• **OBJECTIVE**: Reproduce all of the material below word for word, leaving out the pictures.

(Element and region listings)

****

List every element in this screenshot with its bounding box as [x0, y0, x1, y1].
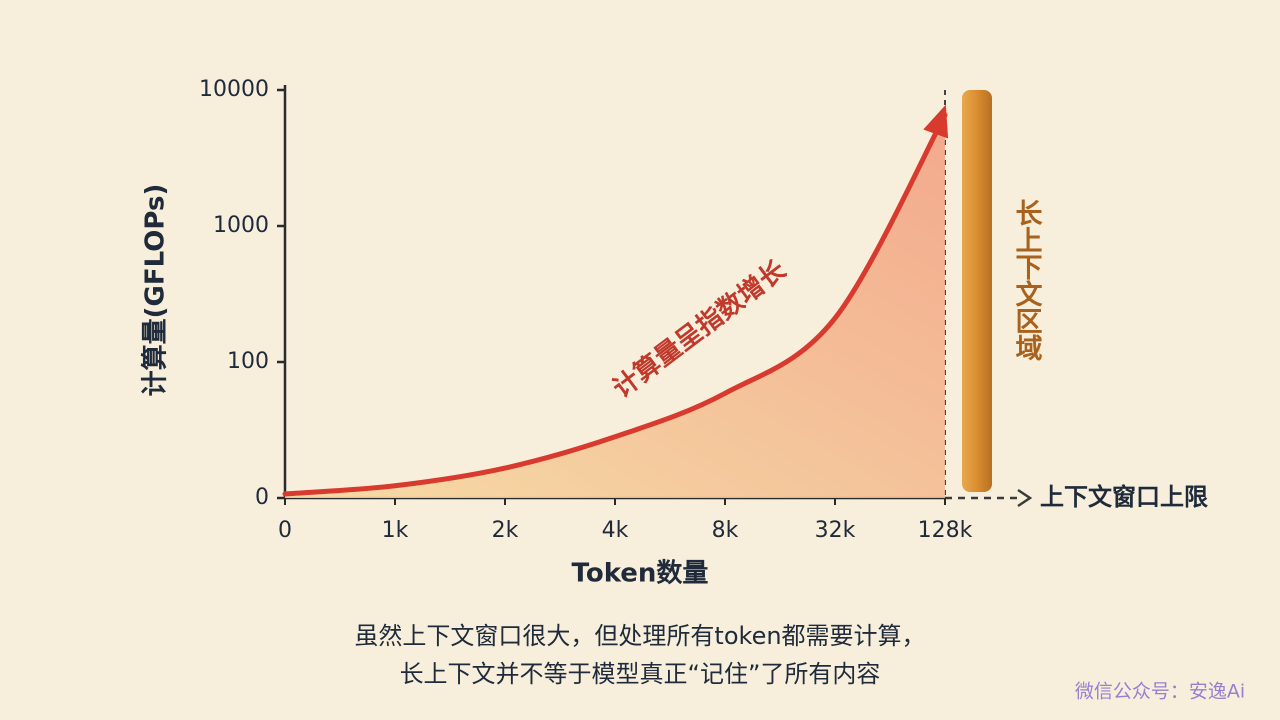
x-axis-label: Token数量: [572, 559, 709, 589]
y-tick-label: 100: [227, 349, 269, 374]
x-tick-label: 0: [278, 518, 292, 543]
x-tick-label: 8k: [712, 518, 739, 543]
limit-arrowhead: [1017, 488, 1033, 508]
y-tick-label: 1000: [213, 213, 269, 238]
line: [282, 112, 948, 497]
area: [285, 115, 945, 498]
caption-line: 虽然上下文窗口很大，但处理所有token都需要计算，: [354, 622, 925, 650]
y-tick-label: 10000: [199, 77, 269, 102]
y-tick-label: 0: [255, 485, 269, 510]
y-axis-label: 计算量(GFLOPs): [140, 184, 171, 397]
limit-label: 上下文窗口上限: [1040, 483, 1208, 511]
caption-line: 长上下文并不等于模型真正“记住”了所有内容: [400, 660, 881, 688]
arrowhead: [923, 104, 949, 139]
x-tick-label: 128k: [918, 518, 973, 543]
region-label: 长上下文区域: [1011, 199, 1043, 361]
long-context-bar: [962, 90, 992, 492]
watermark: 微信公众号：安逸Ai: [1075, 681, 1245, 703]
x-tick-label: 2k: [492, 518, 519, 543]
x-tick-label: 32k: [815, 518, 856, 543]
x-tick-label: 1k: [382, 518, 409, 543]
x-tick-label: 4k: [602, 518, 629, 543]
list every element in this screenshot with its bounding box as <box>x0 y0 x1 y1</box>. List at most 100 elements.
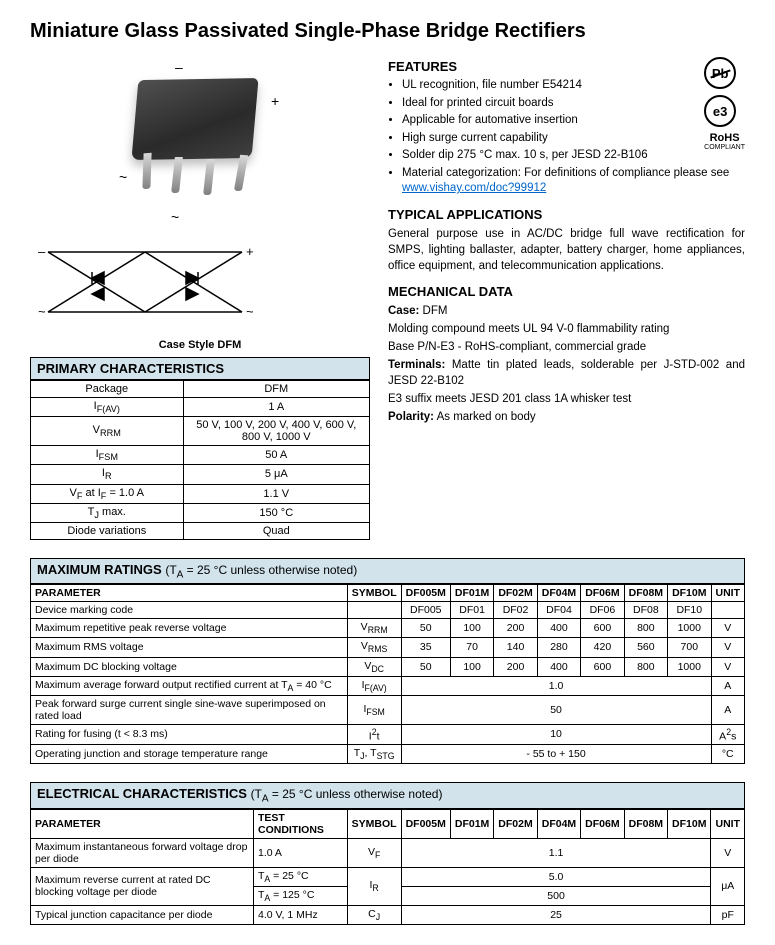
value-cell: 70 <box>450 638 493 657</box>
primary-label: Diode variations <box>31 522 184 539</box>
feature-item: UL recognition, file number E54214 <box>402 78 745 94</box>
svg-text:+: + <box>246 244 254 259</box>
value-cell: 100 <box>450 657 493 676</box>
unit-cell: V <box>711 838 745 867</box>
unit-cell: A <box>711 695 745 724</box>
column-header: PARAMETER <box>31 809 254 838</box>
value-cell: 600 <box>581 657 624 676</box>
column-header: SYMBOL <box>347 809 401 838</box>
elec-char-header: ELECTRICAL CHARACTERISTICS (TA = 25 °C u… <box>30 782 745 808</box>
chip-leg-icon <box>234 155 248 191</box>
mechanical-line: Case: DFM <box>388 303 745 319</box>
parameter-cell: Device marking code <box>31 602 348 619</box>
value-cell: 200 <box>494 619 537 638</box>
unit-cell <box>711 602 745 619</box>
test-conditions-cell: TA = 25 °C <box>253 867 347 886</box>
value-cell: DF08 <box>624 602 667 619</box>
feature-item: Ideal for printed circuit boards <box>402 96 745 112</box>
column-header: DF02M <box>494 809 537 838</box>
svg-text:~: ~ <box>246 304 254 319</box>
value-cell: 560 <box>624 638 667 657</box>
column-header: DF06M <box>581 585 624 602</box>
parameter-cell: Maximum repetitive peak reverse voltage <box>31 619 348 638</box>
primary-label: VF at IF = 1.0 A <box>31 484 184 503</box>
test-conditions-cell: 4.0 V, 1 MHz <box>253 905 347 924</box>
primary-value: Quad <box>183 522 369 539</box>
ac-tilde-label: ~ <box>119 169 127 185</box>
value-cell: DF005 <box>401 602 450 619</box>
bridge-schematic-icon: – + ~ ~ <box>30 232 260 332</box>
unit-cell: A <box>711 676 745 695</box>
mechanical-line: Molding compound meets UL 94 V-0 flammab… <box>388 321 745 337</box>
chip-body-icon <box>131 78 258 160</box>
svg-text:–: – <box>38 244 46 259</box>
max-ratings-section: MAXIMUM RATINGS (TA = 25 °C unless other… <box>30 558 745 764</box>
column-header: TEST CONDITIONS <box>253 809 347 838</box>
parameter-cell: Typical junction capacitance per diode <box>31 905 254 924</box>
column-header: DF04M <box>537 585 580 602</box>
pb-free-icon: Pb <box>704 57 736 89</box>
chip-leg-icon <box>142 153 151 189</box>
max-ratings-header: MAXIMUM RATINGS (TA = 25 °C unless other… <box>30 558 745 584</box>
primary-value: 50 V, 100 V, 200 V, 400 V, 600 V, 800 V,… <box>183 417 369 446</box>
value-cell: 420 <box>581 638 624 657</box>
value-cell: 800 <box>624 657 667 676</box>
value-cell: 1000 <box>668 657 711 676</box>
value-cell: 140 <box>494 638 537 657</box>
applications-header: TYPICAL APPLICATIONS <box>388 207 745 222</box>
value-cell: 1000 <box>668 619 711 638</box>
value-cell: 100 <box>450 619 493 638</box>
primary-label: IF(AV) <box>31 398 184 417</box>
mechanical-line: E3 suffix meets JESD 201 class 1A whiske… <box>388 391 745 407</box>
parameter-cell: Peak forward surge current single sine-w… <box>31 695 348 724</box>
column-header: DF01M <box>450 585 493 602</box>
symbol-cell: VF <box>347 838 401 867</box>
symbol-cell: TJ, TSTG <box>347 745 401 764</box>
doc-link[interactable]: www.vishay.com/doc?99912 <box>402 182 546 194</box>
column-header: DF08M <box>624 809 667 838</box>
polarity-plus-label: + <box>271 93 279 109</box>
symbol-cell: CJ <box>347 905 401 924</box>
value-cell: - 55 to + 150 <box>401 745 711 764</box>
value-cell: DF06 <box>581 602 624 619</box>
page-title: Miniature Glass Passivated Single-Phase … <box>30 20 745 43</box>
value-cell: DF04 <box>537 602 580 619</box>
primary-characteristics-table: PackageDFMIF(AV)1 AVRRM50 V, 100 V, 200 … <box>30 380 370 540</box>
primary-value: 1 A <box>183 398 369 417</box>
parameter-cell: Operating junction and storage temperatu… <box>31 745 348 764</box>
value-cell: 5.0 <box>401 867 711 886</box>
top-columns: + – ~ ~ – + ~ ~ <box>30 57 745 540</box>
ac-tilde-label: ~ <box>171 209 179 225</box>
value-cell: DF01 <box>450 602 493 619</box>
value-cell: 500 <box>401 886 711 905</box>
feature-item: High surge current capability <box>402 131 745 147</box>
unit-cell: V <box>711 638 745 657</box>
value-cell: 50 <box>401 619 450 638</box>
column-header: UNIT <box>711 809 745 838</box>
column-header: DF10M <box>668 585 711 602</box>
primary-label: VRRM <box>31 417 184 446</box>
feature-item: Applicable for automative insertion <box>402 113 745 129</box>
test-conditions-cell: TA = 125 °C <box>253 886 347 905</box>
column-header: PARAMETER <box>31 585 348 602</box>
right-column: Pb e3 RoHS COMPLIANT FEATURES UL recogni… <box>388 57 745 540</box>
column-header: DF01M <box>450 809 493 838</box>
primary-characteristics-header: PRIMARY CHARACTERISTICS <box>30 357 370 380</box>
applications-text: General purpose use in AC/DC bridge full… <box>388 226 745 274</box>
value-cell: DF10 <box>668 602 711 619</box>
unit-cell: V <box>711 619 745 638</box>
value-cell: 35 <box>401 638 450 657</box>
mechanical-header: MECHANICAL DATA <box>388 284 745 299</box>
feature-item: Solder dip 275 °C max. 10 s, per JESD 22… <box>402 148 745 164</box>
chip-leg-icon <box>171 157 183 193</box>
max-ratings-table: PARAMETERSYMBOLDF005MDF01MDF02MDF04MDF06… <box>30 584 745 764</box>
column-header: SYMBOL <box>347 585 401 602</box>
unit-cell: V <box>711 657 745 676</box>
value-cell: 800 <box>624 619 667 638</box>
parameter-cell: Maximum RMS voltage <box>31 638 348 657</box>
primary-value: DFM <box>183 381 369 398</box>
unit-cell: μA <box>711 867 745 905</box>
column-header: DF04M <box>537 809 580 838</box>
symbol-cell: I2t <box>347 724 401 745</box>
value-cell: 700 <box>668 638 711 657</box>
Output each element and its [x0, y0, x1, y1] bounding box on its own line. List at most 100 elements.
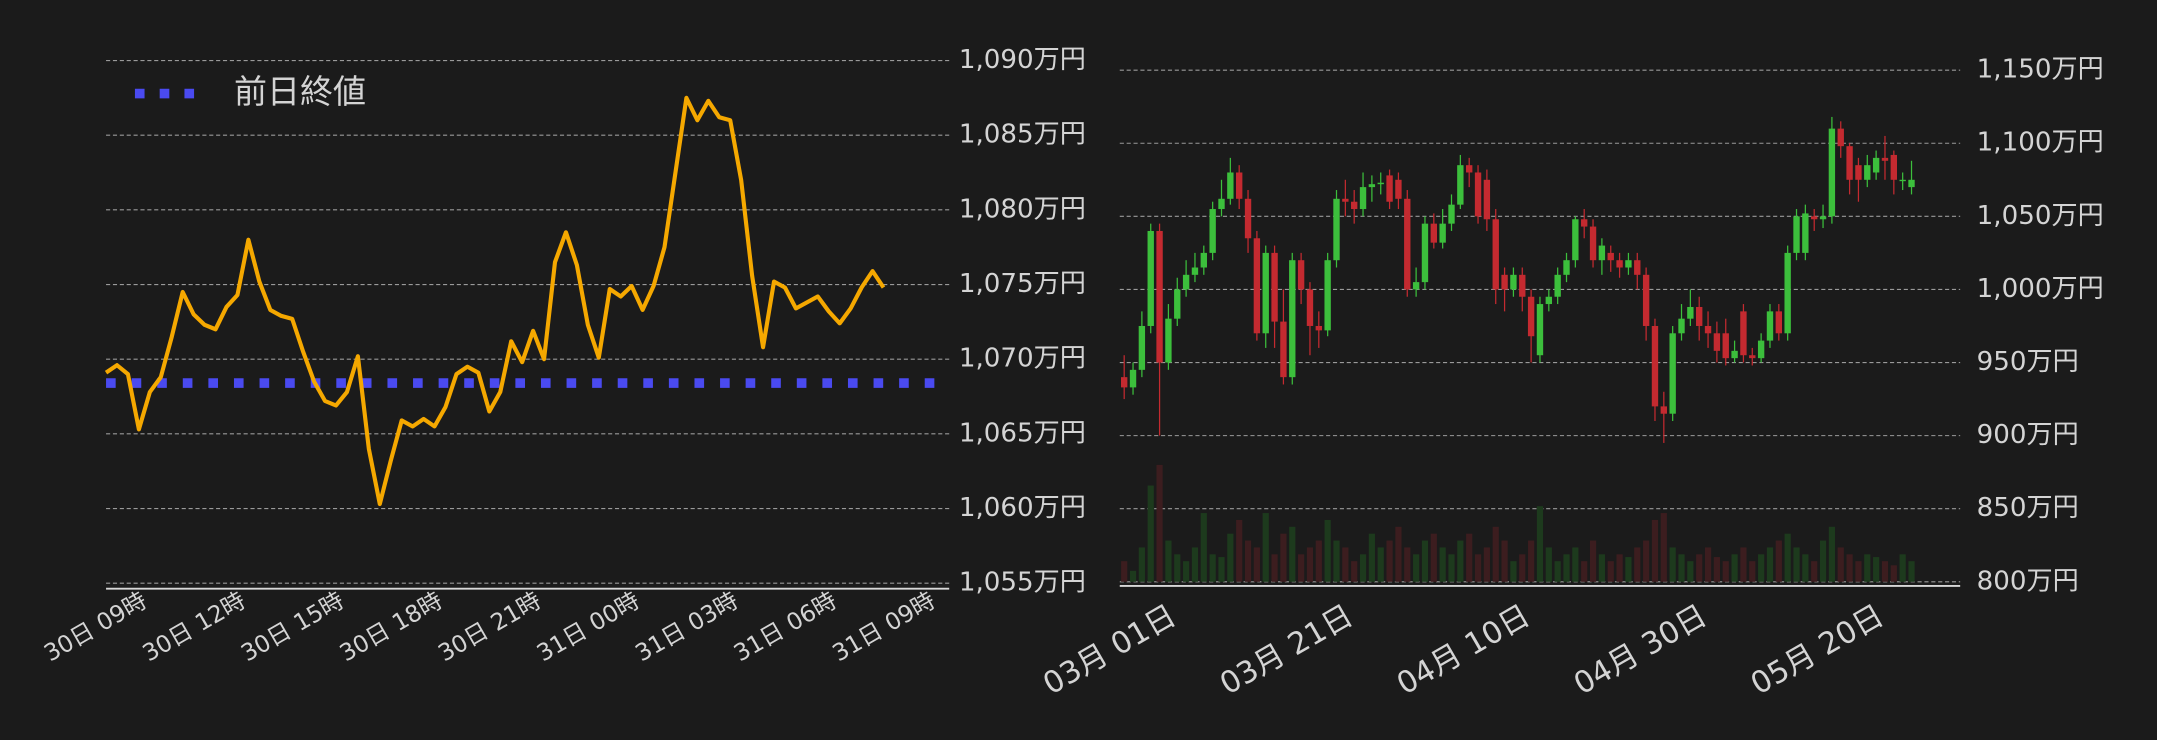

****

• **RESULT**:
List every element in this screenshot with its bounding box as [x0, y0, x1, y1].
x-axis-label: Token数量: [572, 559, 709, 589]
y-tick-label: 100: [227, 349, 269, 374]
x-tick-label: 0: [278, 518, 292, 543]
x-tick-label: 8k: [712, 518, 739, 543]
limit-arrowhead: [1017, 488, 1033, 508]
y-tick-label: 1000: [213, 213, 269, 238]
line: [282, 112, 948, 497]
area: [285, 115, 945, 498]
caption-line: 虽然上下文窗口很大，但处理所有token都需要计算，: [354, 622, 925, 650]
y-tick-label: 10000: [199, 77, 269, 102]
y-tick-label: 0: [255, 485, 269, 510]
y-axis-label: 计算量(GFLOPs): [140, 184, 171, 397]
limit-label: 上下文窗口上限: [1040, 483, 1208, 511]
caption-line: 长上下文并不等于模型真正“记住”了所有内容: [400, 660, 881, 688]
arrowhead: [923, 104, 949, 139]
x-tick-label: 128k: [918, 518, 973, 543]
region-label: 长上下文区域: [1011, 199, 1043, 361]
long-context-bar: [962, 90, 992, 492]
watermark: 微信公众号：安逸Ai: [1075, 681, 1245, 703]
x-tick-label: 2k: [492, 518, 519, 543]
x-tick-label: 32k: [815, 518, 856, 543]
x-tick-label: 1k: [382, 518, 409, 543]
x-tick-label: 4k: [602, 518, 629, 543]
list every element in this screenshot with its bounding box as <box>x0 y0 x1 y1</box>. List at most 100 elements.
value-cell: 70 <box>450 638 493 657</box>
primary-label: Diode variations <box>31 522 184 539</box>
feature-item: UL recognition, file number E54214 <box>402 78 745 94</box>
svg-text:+: + <box>246 244 254 259</box>
value-cell: 100 <box>450 657 493 676</box>
unit-cell: V <box>711 838 745 867</box>
unit-cell: A <box>711 695 745 724</box>
column-header: PARAMETER <box>31 809 254 838</box>
value-cell: 600 <box>581 657 624 676</box>
column-header: SYMBOL <box>347 809 401 838</box>
elec-char-header: ELECTRICAL CHARACTERISTICS (TA = 25 °C u… <box>30 782 745 808</box>
chip-leg-icon <box>234 155 248 191</box>
mechanical-line: Case: DFM <box>388 303 745 319</box>
parameter-cell: Device marking code <box>31 602 348 619</box>
value-cell: 200 <box>494 619 537 638</box>
unit-cell <box>711 602 745 619</box>
test-conditions-cell: TA = 25 °C <box>253 867 347 886</box>
value-cell: DF08 <box>624 602 667 619</box>
feature-item: Ideal for printed circuit boards <box>402 96 745 112</box>
column-header: DF02M <box>494 809 537 838</box>
svg-text:~: ~ <box>246 304 254 319</box>
value-cell: 560 <box>624 638 667 657</box>
column-header: DF06M <box>581 585 624 602</box>
parameter-cell: Maximum repetitive peak reverse voltage <box>31 619 348 638</box>
primary-label: VF at IF = 1.0 A <box>31 484 184 503</box>
test-conditions-cell: 4.0 V, 1 MHz <box>253 905 347 924</box>
primary-value: Quad <box>183 522 369 539</box>
ac-tilde-label: ~ <box>119 169 127 185</box>
value-cell: DF005 <box>401 602 450 619</box>
bridge-schematic-icon: – + ~ ~ <box>30 232 260 332</box>
unit-cell: A <box>711 676 745 695</box>
mechanical-line: Molding compound meets UL 94 V-0 flammab… <box>388 321 745 337</box>
chip-body-icon <box>131 78 258 160</box>
svg-text:–: – <box>38 244 46 259</box>
max-ratings-section: MAXIMUM RATINGS (TA = 25 °C unless other… <box>30 558 745 764</box>
column-header: TEST CONDITIONS <box>253 809 347 838</box>
parameter-cell: Typical junction capacitance per diode <box>31 905 254 924</box>
column-header: DF04M <box>537 585 580 602</box>
pb-free-icon: Pb <box>704 57 736 89</box>
chip-leg-icon <box>142 153 151 189</box>
max-ratings-header: MAXIMUM RATINGS (TA = 25 °C unless other… <box>30 558 745 584</box>
primary-value: 50 V, 100 V, 200 V, 400 V, 600 V, 800 V,… <box>183 417 369 446</box>
value-cell: 420 <box>581 638 624 657</box>
value-cell: 800 <box>624 657 667 676</box>
value-cell: 1000 <box>668 657 711 676</box>
value-cell: 140 <box>494 638 537 657</box>
applications-header: TYPICAL APPLICATIONS <box>388 207 745 222</box>
value-cell: 1000 <box>668 619 711 638</box>
value-cell: 100 <box>450 619 493 638</box>
primary-label: IF(AV) <box>31 398 184 417</box>
mechanical-line: E3 suffix meets JESD 201 class 1A whiske… <box>388 391 745 407</box>
parameter-cell: Peak forward surge current single sine-w… <box>31 695 348 724</box>
column-header: DF01M <box>450 585 493 602</box>
symbol-cell: VF <box>347 838 401 867</box>
symbol-cell: TJ, TSTG <box>347 745 401 764</box>
doc-link[interactable]: www.vishay.com/doc?99912 <box>402 182 546 194</box>
column-header: DF08M <box>624 809 667 838</box>
polarity-plus-label: + <box>271 93 279 109</box>
symbol-cell: CJ <box>347 905 401 924</box>
value-cell: - 55 to + 150 <box>401 745 711 764</box>
value-cell: DF06 <box>581 602 624 619</box>
page-title: Miniature Glass Passivated Single-Phase … <box>30 20 745 43</box>
value-cell: DF04 <box>537 602 580 619</box>
primary-characteristics-table: PackageDFMIF(AV)1 AVRRM50 V, 100 V, 200 … <box>30 380 370 540</box>
primary-value: 1 A <box>183 398 369 417</box>
parameter-cell: Operating junction and storage temperatu… <box>31 745 348 764</box>
value-cell: 5.0 <box>401 867 711 886</box>
top-columns: + – ~ ~ – + ~ ~ <box>30 57 745 540</box>
ac-tilde-label: ~ <box>171 209 179 225</box>
value-cell: DF01 <box>450 602 493 619</box>
value-cell: 500 <box>401 886 711 905</box>
feature-item: High surge current capability <box>402 131 745 147</box>
unit-cell: V <box>711 638 745 657</box>
value-cell: 50 <box>401 619 450 638</box>
column-header: UNIT <box>711 809 745 838</box>
column-header: DF10M <box>668 585 711 602</box>
primary-label: VRRM <box>31 417 184 446</box>
feature-item: Applicable for automative insertion <box>402 113 745 129</box>
test-conditions-cell: TA = 125 °C <box>253 886 347 905</box>
column-header: PARAMETER <box>31 585 348 602</box>
right-column: Pb e3 RoHS COMPLIANT FEATURES UL recogni… <box>388 57 745 540</box>
column-header: DF01M <box>450 809 493 838</box>
primary-characteristics-header: PRIMARY CHARACTERISTICS <box>30 357 370 380</box>
applications-text: General purpose use in AC/DC bridge full… <box>388 226 745 274</box>
value-cell: DF10 <box>668 602 711 619</box>
unit-cell: V <box>711 619 745 638</box>
value-cell: 35 <box>401 638 450 657</box>
mechanical-header: MECHANICAL DATA <box>388 284 745 299</box>
feature-item: Solder dip 275 °C max. 10 s, per JESD 22… <box>402 148 745 164</box>
chip-leg-icon <box>171 157 183 193</box>
max-ratings-table: PARAMETERSYMBOLDF005MDF01MDF02MDF04MDF06… <box>30 584 745 764</box>
column-header: SYMBOL <box>347 585 401 602</box>
unit-cell: V <box>711 657 745 676</box>
value-cell: 800 <box>624 619 667 638</box>
parameter-cell: Maximum RMS voltage <box>31 638 348 657</box>
primary-value: DFM <box>183 381 369 398</box>
unit-cell: μA <box>711 867 745 905</box>
column-header: DF04M <box>537 809 580 838</box>
symbol-cell: I2t <box>347 724 401 745</box>
value-cell: 700 <box>668 638 711 657</box>
Output each element and its [x0, y0, x1, y1] bounding box on its own line. List at most 100 elements.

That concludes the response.